== What this task involves ==
Retype every entry exactly, character for character.

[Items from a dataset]
---------------

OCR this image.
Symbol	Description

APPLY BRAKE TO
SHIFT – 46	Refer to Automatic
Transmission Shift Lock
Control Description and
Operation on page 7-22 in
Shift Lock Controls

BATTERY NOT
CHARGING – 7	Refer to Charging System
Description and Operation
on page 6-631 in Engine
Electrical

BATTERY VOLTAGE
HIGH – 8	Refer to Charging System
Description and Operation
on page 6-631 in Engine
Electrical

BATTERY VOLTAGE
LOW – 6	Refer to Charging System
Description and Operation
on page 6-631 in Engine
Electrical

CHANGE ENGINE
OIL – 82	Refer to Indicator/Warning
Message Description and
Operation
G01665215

---------------

== Solution to this task ==
OCR this image.
Symbol	Description

APPLY BRAKE TO
SHIFT – 46	Refer to Automatic
Transmission Shift Lock
Control Description and
Operation on page 7-22 in
Shift Lock Controls

BATTERY NOT
CHARGING – 7	Refer to Charging System
Description and Operation
on page 6-631 in Engine
Electrical

BATTERY VOLTAGE
HIGH – 8	Refer to Charging System
Description and Operation
on page 6-631 in Engine
Electrical

BATTERY VOLTAGE
LOW – 6	Refer to Charging System
Description and Operation
on page 6-631 in Engine
Electrical

CHANGE ENGINE
OIL – 82	Refer to Indicator/Warning
Message Description and
Operation
G01665215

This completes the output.